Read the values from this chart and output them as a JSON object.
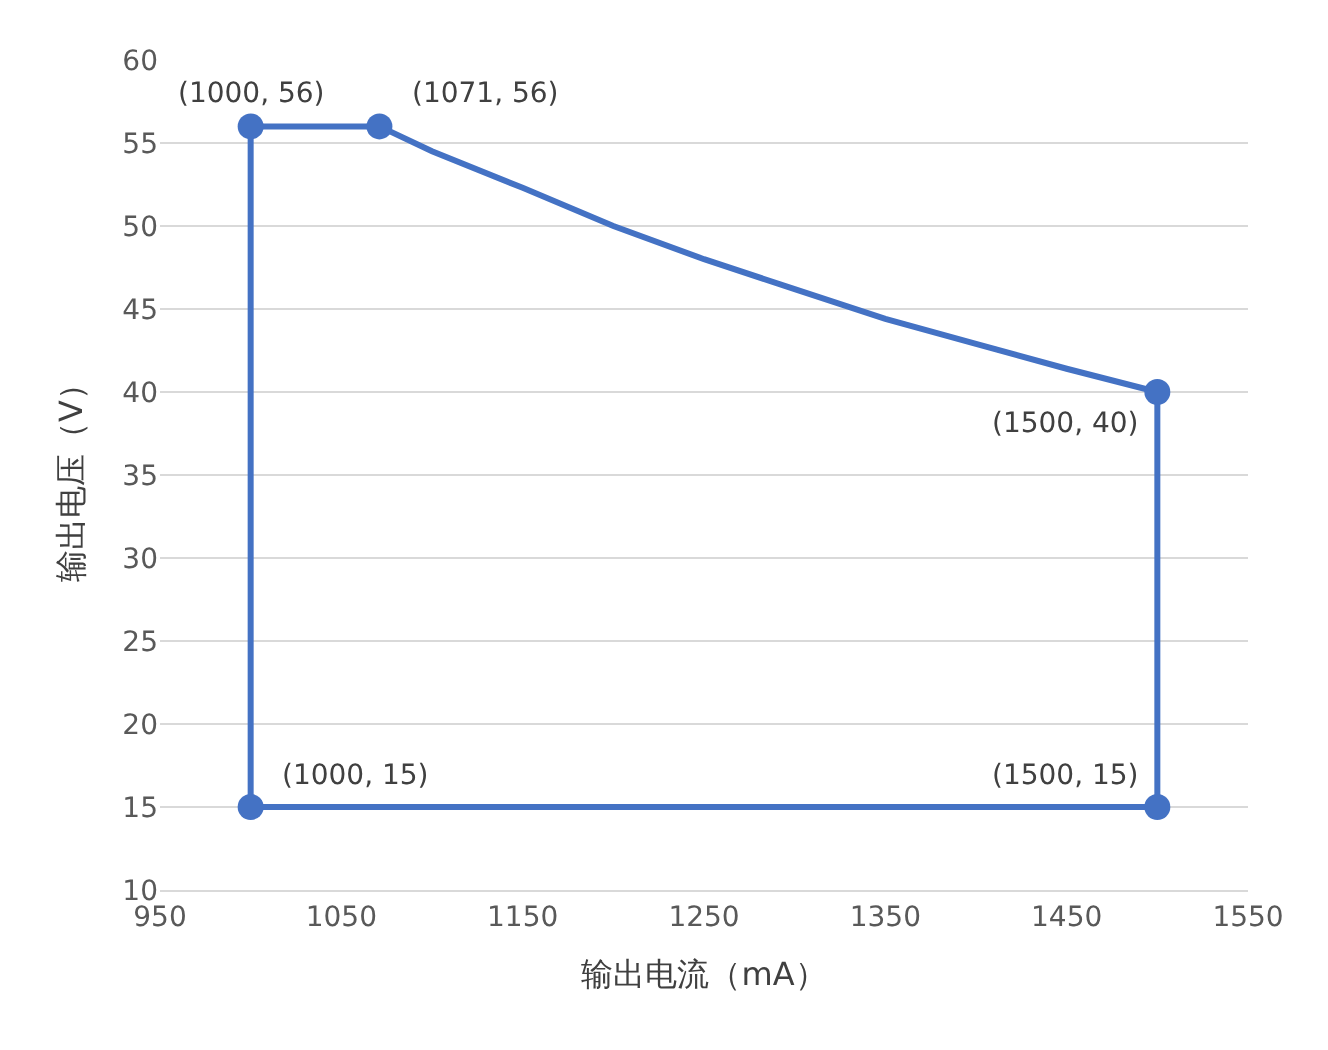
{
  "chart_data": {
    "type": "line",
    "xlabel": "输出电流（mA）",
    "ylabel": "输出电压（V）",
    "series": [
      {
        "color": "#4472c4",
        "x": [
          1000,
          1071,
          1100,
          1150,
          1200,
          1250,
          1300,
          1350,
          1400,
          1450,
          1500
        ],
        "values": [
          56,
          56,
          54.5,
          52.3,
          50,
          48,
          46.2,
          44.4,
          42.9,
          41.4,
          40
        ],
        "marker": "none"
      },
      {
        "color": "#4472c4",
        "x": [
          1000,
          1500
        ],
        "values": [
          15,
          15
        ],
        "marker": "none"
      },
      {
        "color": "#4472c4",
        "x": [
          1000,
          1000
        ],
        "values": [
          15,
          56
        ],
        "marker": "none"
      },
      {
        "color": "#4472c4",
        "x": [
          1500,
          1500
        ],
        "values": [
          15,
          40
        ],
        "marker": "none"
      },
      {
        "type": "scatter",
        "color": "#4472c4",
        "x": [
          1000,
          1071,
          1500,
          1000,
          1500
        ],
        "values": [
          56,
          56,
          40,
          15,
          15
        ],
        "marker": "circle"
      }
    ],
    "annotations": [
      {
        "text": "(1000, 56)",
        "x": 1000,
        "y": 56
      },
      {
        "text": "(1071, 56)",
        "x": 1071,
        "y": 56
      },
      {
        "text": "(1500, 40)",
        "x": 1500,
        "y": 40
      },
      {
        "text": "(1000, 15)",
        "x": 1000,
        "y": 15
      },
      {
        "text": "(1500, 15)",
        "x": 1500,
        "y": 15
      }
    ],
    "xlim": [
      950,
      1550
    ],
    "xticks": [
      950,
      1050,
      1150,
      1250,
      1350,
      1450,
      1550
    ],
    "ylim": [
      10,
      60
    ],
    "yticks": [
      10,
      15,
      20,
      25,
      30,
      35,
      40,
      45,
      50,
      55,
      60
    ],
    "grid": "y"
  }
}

----

• WHAT YOU WILL DO
Would you mind returning each entry above word for word, skipping the images?

• FULL SOLUTION
Read the values from this chart and output them as a JSON object.
{
  "chart_data": {
    "type": "line",
    "xlabel": "输出电流（mA）",
    "ylabel": "输出电压（V）",
    "series": [
      {
        "color": "#4472c4",
        "x": [
          1000,
          1071,
          1100,
          1150,
          1200,
          1250,
          1300,
          1350,
          1400,
          1450,
          1500
        ],
        "values": [
          56,
          56,
          54.5,
          52.3,
          50,
          48,
          46.2,
          44.4,
          42.9,
          41.4,
          40
        ],
        "marker": "none"
      },
      {
        "color": "#4472c4",
        "x": [
          1000,
          1500
        ],
        "values": [
          15,
          15
        ],
        "marker": "none"
      },
      {
        "color": "#4472c4",
        "x": [
          1000,
          1000
        ],
        "values": [
          15,
          56
        ],
        "marker": "none"
      },
      {
        "color": "#4472c4",
        "x": [
          1500,
          1500
        ],
        "values": [
          15,
          40
        ],
        "marker": "none"
      },
      {
        "type": "scatter",
        "color": "#4472c4",
        "x": [
          1000,
          1071,
          1500,
          1000,
          1500
        ],
        "values": [
          56,
          56,
          40,
          15,
          15
        ],
        "marker": "circle"
      }
    ],
    "annotations": [
      {
        "text": "(1000, 56)",
        "x": 1000,
        "y": 56
      },
      {
        "text": "(1071, 56)",
        "x": 1071,
        "y": 56
      },
      {
        "text": "(1500, 40)",
        "x": 1500,
        "y": 40
      },
      {
        "text": "(1000, 15)",
        "x": 1000,
        "y": 15
      },
      {
        "text": "(1500, 15)",
        "x": 1500,
        "y": 15
      }
    ],
    "xlim": [
      950,
      1550
    ],
    "xticks": [
      950,
      1050,
      1150,
      1250,
      1350,
      1450,
      1550
    ],
    "ylim": [
      10,
      60
    ],
    "yticks": [
      10,
      15,
      20,
      25,
      30,
      35,
      40,
      45,
      50,
      55,
      60
    ],
    "grid": "y"
  }
}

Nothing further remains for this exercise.